• _Given request 1_:
Write out the full Tukey comparison excerpt word for word.
[BEGIN Source excerpt]
There are a few things to note here:

First, we see that it gives us a point estimate of the difference in means as the first column in the output
Next, we get a confidence interval for the difference for lower and upper bounds. By default, this is a 95% confidence interval, but we can change this in the TukeyHSD() function by passing in an argument for conf.level
Finally, we see that the last column gives us an adjusted p-value. That is, rather than adjusting \(\alpha^* = \alpha/3\) and comparing the original p-values, it adjust the p-values that we can compare with our regular \(\alpha\). In either case, the conclusions that we should come to will be the same.

From this output, we see the only statistically significant difference in between yellow and white.

Finally, we can plot the output from the TukeyHSD() function with a call to the base R function plot()

## Pass in output from TukeyHSD() function
plot(comp)

Note here again, the only confidence interval that does not contain 0 (our null hypothesis for pairwise tests) is that between yellow and white, consistent with the output we observed above.

Question 3: An individual’s “critical clicker frequency” is the highest frequency at which a flickering light source can actually be detected to be flickering; at frequencies above this rate, the light source will appear continuous. EPILEPSY WARNING (An example of this can be seen here)
[END Source excerpt]
• _Given request 2_:
Lay out the section of the records that opens with the line containing "square-c3[interactable] bbox=[322, 174, 383, 235]" and closes with the line containing "piece-white-pawn-c4: ♟ bbox=[327, 235, 378, 296]" as a Markdown table. Use a column named Row for the row number and a column named Entry for the line, and leave out any blank lines.
[BEGIN Provided material]
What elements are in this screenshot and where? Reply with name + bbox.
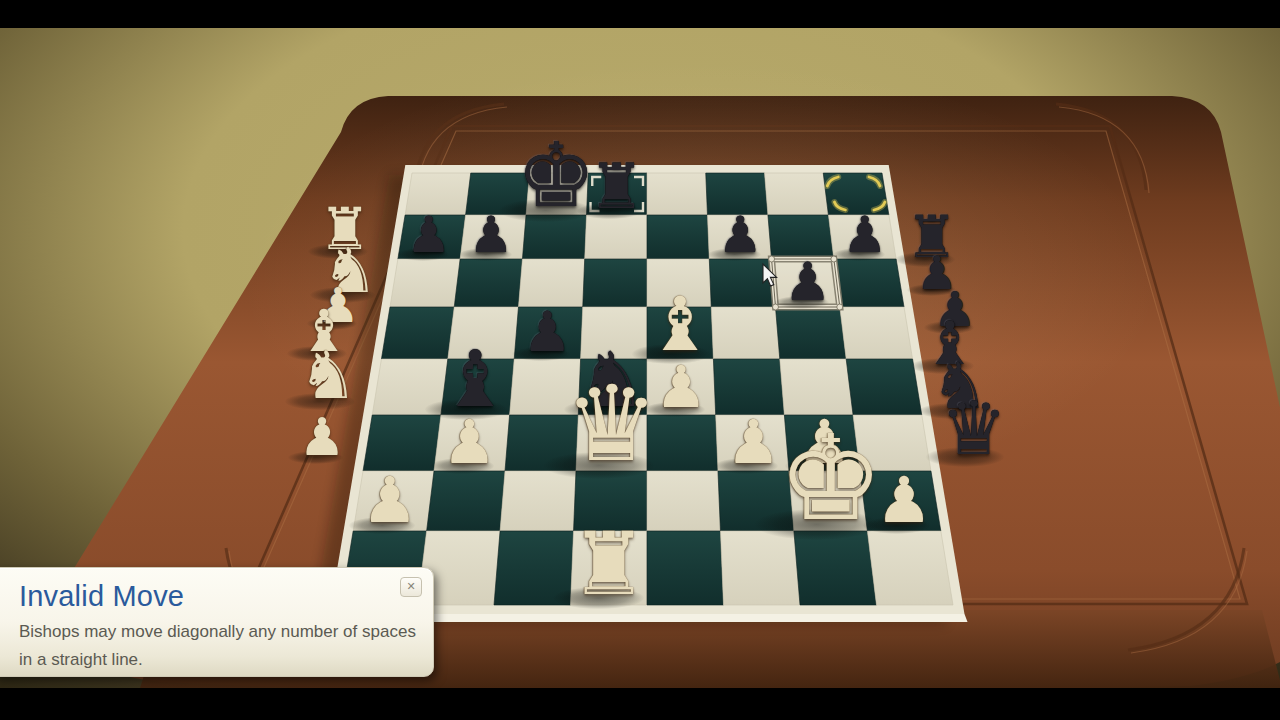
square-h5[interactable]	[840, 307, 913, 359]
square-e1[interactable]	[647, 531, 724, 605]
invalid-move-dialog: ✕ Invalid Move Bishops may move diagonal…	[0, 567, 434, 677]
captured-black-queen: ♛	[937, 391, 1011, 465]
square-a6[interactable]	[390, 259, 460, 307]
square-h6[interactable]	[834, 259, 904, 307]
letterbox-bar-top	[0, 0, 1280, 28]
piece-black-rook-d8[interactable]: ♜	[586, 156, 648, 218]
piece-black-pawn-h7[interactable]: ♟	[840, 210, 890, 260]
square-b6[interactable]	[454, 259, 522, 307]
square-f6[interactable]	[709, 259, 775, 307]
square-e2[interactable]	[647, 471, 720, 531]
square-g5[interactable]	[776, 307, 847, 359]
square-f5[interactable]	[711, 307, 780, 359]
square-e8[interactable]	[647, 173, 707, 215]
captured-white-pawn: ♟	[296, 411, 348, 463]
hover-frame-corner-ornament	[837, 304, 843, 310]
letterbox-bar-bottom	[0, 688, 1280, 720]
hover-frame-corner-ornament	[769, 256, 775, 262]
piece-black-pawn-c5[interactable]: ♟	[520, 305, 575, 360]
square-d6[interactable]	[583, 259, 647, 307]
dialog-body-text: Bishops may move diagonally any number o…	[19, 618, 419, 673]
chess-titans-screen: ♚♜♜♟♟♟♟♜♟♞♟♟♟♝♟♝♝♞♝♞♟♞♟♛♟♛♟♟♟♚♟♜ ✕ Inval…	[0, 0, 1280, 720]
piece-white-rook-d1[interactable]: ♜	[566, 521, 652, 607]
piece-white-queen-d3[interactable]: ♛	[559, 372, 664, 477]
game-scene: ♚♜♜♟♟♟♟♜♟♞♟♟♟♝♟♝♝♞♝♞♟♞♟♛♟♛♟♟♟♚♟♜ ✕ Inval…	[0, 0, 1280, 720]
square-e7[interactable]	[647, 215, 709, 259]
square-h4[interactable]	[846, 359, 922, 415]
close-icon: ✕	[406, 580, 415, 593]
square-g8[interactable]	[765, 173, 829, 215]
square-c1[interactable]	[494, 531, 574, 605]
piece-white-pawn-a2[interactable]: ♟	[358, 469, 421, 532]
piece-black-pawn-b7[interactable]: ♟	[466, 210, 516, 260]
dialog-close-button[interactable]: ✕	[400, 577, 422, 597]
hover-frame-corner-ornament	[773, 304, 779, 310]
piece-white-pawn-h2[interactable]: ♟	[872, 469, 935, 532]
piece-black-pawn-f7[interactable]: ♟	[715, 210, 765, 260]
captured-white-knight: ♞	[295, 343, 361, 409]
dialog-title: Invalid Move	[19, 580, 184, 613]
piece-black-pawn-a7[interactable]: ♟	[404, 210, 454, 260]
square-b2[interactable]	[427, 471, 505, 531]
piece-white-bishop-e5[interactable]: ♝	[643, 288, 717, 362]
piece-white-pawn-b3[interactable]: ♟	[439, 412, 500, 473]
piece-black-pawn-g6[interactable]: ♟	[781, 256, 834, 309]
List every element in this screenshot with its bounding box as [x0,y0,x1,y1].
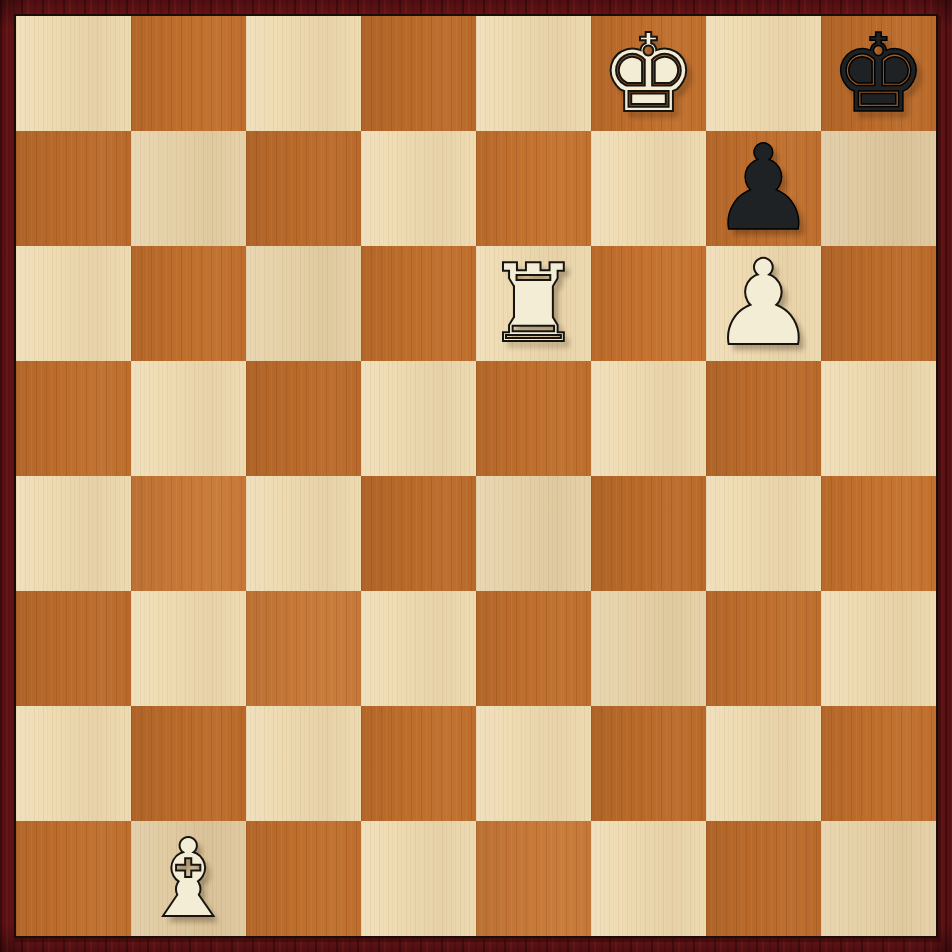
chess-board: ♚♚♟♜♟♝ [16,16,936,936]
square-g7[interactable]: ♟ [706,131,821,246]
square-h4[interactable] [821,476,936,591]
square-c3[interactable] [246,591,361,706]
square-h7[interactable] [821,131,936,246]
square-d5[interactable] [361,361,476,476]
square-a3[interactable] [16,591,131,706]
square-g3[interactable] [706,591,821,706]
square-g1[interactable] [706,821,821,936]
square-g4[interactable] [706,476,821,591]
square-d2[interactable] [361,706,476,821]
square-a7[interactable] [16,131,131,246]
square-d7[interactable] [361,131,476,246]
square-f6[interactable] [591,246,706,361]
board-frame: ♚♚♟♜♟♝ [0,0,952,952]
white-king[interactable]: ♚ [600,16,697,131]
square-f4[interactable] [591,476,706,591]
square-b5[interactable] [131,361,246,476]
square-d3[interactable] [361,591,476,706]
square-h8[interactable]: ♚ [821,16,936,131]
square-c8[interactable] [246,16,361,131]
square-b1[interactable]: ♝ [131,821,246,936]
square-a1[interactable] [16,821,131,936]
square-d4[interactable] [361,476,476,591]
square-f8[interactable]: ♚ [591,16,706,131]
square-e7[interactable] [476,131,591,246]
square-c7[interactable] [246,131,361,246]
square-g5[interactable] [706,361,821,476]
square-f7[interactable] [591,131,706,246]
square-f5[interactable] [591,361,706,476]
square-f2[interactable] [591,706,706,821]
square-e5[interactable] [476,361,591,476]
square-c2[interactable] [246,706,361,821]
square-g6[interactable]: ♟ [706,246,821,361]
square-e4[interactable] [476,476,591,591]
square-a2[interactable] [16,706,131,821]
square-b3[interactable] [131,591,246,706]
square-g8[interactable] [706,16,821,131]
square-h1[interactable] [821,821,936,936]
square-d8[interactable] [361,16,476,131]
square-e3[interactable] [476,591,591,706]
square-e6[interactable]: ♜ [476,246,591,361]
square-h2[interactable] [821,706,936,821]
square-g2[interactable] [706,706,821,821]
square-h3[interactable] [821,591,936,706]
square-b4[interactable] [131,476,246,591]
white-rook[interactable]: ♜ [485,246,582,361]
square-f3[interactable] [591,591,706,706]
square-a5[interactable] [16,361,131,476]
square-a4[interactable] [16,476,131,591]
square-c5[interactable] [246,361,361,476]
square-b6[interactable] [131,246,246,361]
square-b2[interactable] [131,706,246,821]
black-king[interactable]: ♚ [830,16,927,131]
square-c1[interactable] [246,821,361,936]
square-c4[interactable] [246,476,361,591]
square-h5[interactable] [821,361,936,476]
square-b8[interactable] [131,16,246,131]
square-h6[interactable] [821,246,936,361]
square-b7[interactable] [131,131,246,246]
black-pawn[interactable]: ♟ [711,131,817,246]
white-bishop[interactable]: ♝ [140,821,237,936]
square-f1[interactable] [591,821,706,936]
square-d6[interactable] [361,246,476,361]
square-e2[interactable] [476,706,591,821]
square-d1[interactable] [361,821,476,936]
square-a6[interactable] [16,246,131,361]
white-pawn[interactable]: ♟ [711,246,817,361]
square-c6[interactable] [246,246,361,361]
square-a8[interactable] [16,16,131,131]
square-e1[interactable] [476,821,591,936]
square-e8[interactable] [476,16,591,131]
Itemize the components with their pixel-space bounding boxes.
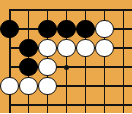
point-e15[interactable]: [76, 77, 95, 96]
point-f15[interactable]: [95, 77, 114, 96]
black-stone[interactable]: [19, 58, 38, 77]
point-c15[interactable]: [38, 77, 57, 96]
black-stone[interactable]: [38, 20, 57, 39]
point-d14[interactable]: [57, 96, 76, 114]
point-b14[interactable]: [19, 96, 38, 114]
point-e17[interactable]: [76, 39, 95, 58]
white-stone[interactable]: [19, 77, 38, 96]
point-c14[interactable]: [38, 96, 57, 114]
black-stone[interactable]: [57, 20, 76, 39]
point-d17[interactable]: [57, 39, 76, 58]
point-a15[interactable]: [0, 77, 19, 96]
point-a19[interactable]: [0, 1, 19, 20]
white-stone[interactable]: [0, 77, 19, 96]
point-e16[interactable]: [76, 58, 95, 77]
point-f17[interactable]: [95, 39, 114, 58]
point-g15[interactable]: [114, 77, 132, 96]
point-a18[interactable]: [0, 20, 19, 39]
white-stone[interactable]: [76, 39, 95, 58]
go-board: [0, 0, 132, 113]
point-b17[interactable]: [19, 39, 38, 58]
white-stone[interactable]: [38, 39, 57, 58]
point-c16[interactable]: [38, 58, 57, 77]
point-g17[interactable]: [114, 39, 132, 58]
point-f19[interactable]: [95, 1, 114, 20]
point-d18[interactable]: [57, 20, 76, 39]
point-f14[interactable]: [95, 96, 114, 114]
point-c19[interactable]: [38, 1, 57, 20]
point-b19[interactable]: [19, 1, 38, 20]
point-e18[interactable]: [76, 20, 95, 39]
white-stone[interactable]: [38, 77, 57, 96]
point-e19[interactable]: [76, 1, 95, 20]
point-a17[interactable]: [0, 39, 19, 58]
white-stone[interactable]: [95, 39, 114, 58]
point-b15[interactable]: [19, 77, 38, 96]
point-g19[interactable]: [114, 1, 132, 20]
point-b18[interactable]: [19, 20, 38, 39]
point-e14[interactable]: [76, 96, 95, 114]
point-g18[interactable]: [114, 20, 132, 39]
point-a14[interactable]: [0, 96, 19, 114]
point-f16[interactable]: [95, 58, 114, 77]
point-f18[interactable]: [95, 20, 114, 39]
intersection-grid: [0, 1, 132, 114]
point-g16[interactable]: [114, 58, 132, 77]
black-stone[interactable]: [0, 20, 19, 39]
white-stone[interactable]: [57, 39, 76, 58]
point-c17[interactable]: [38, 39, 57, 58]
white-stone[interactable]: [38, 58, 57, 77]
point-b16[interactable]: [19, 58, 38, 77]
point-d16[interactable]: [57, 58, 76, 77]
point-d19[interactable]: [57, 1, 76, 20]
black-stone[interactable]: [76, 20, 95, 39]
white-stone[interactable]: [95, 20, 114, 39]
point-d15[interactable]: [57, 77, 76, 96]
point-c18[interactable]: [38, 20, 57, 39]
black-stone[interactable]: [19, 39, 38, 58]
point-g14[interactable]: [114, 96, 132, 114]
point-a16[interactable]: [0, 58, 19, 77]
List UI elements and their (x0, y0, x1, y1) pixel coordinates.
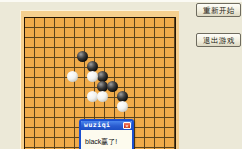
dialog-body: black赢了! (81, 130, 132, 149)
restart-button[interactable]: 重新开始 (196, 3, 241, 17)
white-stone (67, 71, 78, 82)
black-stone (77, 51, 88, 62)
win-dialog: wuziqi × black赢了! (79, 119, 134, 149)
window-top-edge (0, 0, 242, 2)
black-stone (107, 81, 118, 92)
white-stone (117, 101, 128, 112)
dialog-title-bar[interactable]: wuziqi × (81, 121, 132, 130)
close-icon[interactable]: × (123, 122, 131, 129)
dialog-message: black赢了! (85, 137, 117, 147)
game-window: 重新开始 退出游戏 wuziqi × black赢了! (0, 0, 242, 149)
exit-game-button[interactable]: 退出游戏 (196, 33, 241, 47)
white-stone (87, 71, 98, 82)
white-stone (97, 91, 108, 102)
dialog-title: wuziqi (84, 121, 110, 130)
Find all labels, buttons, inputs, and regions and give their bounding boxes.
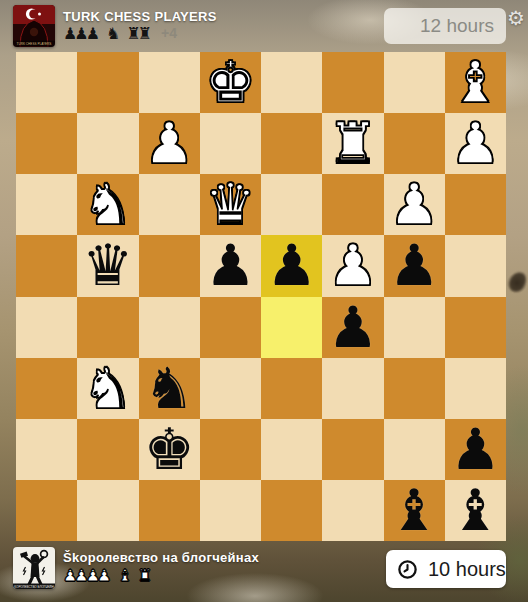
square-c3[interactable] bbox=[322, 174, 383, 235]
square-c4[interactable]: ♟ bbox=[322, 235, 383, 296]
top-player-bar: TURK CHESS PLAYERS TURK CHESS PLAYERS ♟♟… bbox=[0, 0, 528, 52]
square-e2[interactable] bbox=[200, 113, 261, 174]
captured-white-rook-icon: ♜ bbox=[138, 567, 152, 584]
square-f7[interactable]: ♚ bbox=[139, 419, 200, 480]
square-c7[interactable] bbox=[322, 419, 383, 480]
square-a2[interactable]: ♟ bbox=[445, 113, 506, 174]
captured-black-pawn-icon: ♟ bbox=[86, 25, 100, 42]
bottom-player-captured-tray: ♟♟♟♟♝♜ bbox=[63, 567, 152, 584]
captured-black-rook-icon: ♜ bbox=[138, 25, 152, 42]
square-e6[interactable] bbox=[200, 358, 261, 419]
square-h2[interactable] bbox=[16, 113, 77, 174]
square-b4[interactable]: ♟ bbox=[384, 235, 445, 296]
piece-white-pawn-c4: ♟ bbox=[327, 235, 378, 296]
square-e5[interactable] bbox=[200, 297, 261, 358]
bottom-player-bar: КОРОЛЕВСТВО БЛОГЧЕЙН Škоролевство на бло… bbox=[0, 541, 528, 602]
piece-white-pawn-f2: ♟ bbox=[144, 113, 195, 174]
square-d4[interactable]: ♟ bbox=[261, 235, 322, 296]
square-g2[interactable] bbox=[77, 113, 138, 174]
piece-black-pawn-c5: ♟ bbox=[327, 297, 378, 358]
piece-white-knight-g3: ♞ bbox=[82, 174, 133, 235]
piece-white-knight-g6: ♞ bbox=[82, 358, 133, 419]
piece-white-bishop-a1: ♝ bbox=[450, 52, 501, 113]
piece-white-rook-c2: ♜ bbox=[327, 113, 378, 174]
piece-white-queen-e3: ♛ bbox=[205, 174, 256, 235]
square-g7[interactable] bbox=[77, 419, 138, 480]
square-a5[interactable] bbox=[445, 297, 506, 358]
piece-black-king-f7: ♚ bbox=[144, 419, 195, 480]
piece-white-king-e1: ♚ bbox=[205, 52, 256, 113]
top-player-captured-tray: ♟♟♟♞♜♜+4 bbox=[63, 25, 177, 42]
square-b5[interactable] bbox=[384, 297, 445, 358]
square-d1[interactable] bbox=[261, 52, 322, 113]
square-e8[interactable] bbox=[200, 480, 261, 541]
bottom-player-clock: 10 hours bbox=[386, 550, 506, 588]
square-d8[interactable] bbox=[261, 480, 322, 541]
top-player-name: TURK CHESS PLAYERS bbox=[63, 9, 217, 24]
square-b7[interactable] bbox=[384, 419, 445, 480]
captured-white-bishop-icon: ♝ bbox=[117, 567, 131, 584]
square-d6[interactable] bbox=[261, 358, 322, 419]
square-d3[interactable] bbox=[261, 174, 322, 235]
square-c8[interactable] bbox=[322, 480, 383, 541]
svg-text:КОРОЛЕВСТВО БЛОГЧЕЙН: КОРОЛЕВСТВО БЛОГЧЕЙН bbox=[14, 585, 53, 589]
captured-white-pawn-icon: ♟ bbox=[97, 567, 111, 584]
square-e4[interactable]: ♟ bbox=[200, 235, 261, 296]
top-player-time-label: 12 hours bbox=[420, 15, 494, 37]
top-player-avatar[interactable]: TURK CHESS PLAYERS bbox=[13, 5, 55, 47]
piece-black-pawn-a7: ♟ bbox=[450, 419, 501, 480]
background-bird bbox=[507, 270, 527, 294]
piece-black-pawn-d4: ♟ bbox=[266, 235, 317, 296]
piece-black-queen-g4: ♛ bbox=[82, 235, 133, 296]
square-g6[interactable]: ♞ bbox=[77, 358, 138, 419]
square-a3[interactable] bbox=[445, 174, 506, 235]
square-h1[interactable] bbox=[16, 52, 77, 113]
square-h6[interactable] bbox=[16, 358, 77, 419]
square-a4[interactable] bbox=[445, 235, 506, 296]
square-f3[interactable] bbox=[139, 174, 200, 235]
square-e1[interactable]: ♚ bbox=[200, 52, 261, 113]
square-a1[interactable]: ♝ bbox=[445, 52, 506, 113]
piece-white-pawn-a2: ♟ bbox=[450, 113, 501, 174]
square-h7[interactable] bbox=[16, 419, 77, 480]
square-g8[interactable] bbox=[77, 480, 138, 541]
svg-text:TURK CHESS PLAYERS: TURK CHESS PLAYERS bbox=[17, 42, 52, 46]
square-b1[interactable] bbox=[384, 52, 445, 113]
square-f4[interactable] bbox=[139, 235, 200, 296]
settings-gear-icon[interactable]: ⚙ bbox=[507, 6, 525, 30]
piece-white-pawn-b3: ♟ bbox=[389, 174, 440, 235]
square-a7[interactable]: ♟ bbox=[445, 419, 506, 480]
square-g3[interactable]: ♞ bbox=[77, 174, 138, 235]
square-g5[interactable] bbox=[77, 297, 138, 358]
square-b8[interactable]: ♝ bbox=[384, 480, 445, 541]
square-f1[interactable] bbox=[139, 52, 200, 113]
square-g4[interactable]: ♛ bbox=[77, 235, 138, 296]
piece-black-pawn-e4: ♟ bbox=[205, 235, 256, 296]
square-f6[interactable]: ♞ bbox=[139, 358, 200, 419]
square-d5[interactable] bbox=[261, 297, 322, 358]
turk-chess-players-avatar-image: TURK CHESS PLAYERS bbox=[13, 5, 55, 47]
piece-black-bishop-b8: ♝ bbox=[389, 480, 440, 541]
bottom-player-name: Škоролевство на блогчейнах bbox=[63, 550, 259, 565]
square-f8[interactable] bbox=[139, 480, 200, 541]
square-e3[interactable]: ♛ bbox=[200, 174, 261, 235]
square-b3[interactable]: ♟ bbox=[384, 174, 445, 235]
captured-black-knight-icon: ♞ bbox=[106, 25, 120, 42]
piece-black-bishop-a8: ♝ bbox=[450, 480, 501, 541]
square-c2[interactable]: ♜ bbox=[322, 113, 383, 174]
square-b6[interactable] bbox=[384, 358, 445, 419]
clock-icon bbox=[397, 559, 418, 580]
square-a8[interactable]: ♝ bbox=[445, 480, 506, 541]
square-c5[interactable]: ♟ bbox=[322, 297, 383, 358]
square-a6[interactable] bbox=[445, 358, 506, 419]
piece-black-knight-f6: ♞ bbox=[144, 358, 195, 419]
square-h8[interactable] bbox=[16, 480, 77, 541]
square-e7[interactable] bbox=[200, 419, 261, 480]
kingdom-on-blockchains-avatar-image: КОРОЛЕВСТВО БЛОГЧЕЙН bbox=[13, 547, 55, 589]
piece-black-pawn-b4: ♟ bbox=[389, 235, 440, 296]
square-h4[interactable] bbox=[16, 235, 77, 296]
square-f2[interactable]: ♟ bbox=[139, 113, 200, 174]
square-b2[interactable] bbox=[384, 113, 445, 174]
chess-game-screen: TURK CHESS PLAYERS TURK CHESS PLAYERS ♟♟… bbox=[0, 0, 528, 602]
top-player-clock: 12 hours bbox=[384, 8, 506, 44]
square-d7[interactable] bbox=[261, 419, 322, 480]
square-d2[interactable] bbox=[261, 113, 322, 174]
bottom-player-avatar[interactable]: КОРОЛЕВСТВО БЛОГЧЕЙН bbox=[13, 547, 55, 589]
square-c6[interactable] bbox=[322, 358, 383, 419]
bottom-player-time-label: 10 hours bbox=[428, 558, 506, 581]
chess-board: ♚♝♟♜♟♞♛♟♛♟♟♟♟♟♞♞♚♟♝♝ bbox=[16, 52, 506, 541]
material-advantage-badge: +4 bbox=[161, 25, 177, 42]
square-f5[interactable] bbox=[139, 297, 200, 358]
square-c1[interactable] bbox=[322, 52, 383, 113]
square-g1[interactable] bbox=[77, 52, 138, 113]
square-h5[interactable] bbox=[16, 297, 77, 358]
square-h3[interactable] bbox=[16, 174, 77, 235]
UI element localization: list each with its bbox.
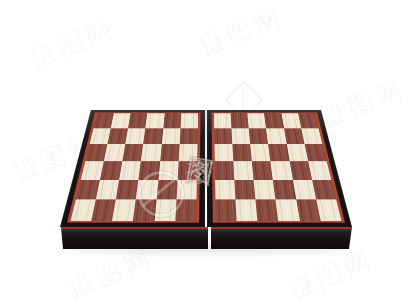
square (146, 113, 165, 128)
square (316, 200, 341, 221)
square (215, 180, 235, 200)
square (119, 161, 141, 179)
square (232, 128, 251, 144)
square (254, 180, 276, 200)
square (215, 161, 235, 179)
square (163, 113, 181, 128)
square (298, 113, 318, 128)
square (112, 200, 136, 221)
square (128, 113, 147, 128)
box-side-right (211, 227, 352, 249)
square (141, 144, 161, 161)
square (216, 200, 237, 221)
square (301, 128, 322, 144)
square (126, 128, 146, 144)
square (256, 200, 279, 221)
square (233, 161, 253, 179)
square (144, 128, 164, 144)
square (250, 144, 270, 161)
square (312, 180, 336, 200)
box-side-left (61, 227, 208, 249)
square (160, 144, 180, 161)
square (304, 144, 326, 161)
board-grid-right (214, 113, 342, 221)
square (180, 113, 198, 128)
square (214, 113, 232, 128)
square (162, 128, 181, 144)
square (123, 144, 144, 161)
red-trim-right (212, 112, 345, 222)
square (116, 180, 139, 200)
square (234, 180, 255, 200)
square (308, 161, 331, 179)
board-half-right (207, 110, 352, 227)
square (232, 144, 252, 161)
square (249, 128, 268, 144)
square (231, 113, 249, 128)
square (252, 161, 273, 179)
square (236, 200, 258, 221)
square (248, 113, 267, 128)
[END Provided material]
• _Correct response 1_:
There are a few things to note here:

First, we see that it gives us a point estimate of the difference in means as the first column in the output
Next, we get a confidence interval for the difference for lower and upper bounds. By default, this is a 95% confidence interval, but we can change this in the TukeyHSD() function by passing in an argument for conf.level
Finally, we see that the last column gives us an adjusted p-value. That is, rather than adjusting \(\alpha^* = \alpha/3\) and comparing the original p-values, it adjust the p-values that we can compare with our regular \(\alpha\). In either case, the conclusions that we should come to will be the same.

From this output, we see the only statistically significant difference in between yellow and white.

Finally, we can plot the output from the TukeyHSD() function with a call to the base R function plot()

## Pass in output from TukeyHSD() function
plot(comp)

Note here again, the only confidence interval that does not contain 0 (our null hypothesis for pairwise tests) is that between yellow and white, consistent with the output we observed above.

Question 3: An individual’s “critical clicker frequency” is the highest frequency at which a flickering light source can actually be detected to be flickering; at frequencies above this rate, the light source will appear continuous. EPILEPSY WARNING (An example of this can be seen here)

• _Correct response 2_:
| Row | Entry |
|---|---|
| 1 | square-c3[interactable] bbox=[322, 174, 383, 235] |
| 2 | square-c4[interactable]: ♟ bbox=[322, 235, 383, 296] |
| 3 | top-player-bar: TURK CHESS PLAYERS TURK CHESS PLAYERS ♟♟… bbox=[0, 0, 528, 52] |
| 4 | square-e2[interactable] bbox=[200, 113, 261, 174] |
| 5 | captured-white-rook-icon: ♜ bbox=[138, 567, 152, 584] |
| 6 | square-f7[interactable]: ♚ bbox=[139, 419, 200, 480] |
| 7 | square-c7[interactable] bbox=[322, 419, 383, 480] |
| 8 | square-a2[interactable]: ♟ bbox=[445, 113, 506, 174] |
| 9 | captured-black-pawn-icon: ♟ bbox=[86, 25, 100, 42] |
| 10 | bottom-player-captured-tray: ♟♟♟♟♝♜ bbox=[63, 567, 152, 584] |
| 11 | captured-black-rook-icon: ♜ bbox=[138, 25, 152, 42] |
| 12 | square-e6[interactable] bbox=[200, 358, 261, 419] |
| 13 | square-h2[interactable] bbox=[16, 113, 77, 174] |
| 14 | square-b4[interactable]: ♟ bbox=[384, 235, 445, 296] |
| 15 | piece-white-pawn-c4: ♟ bbox=[327, 235, 378, 296] |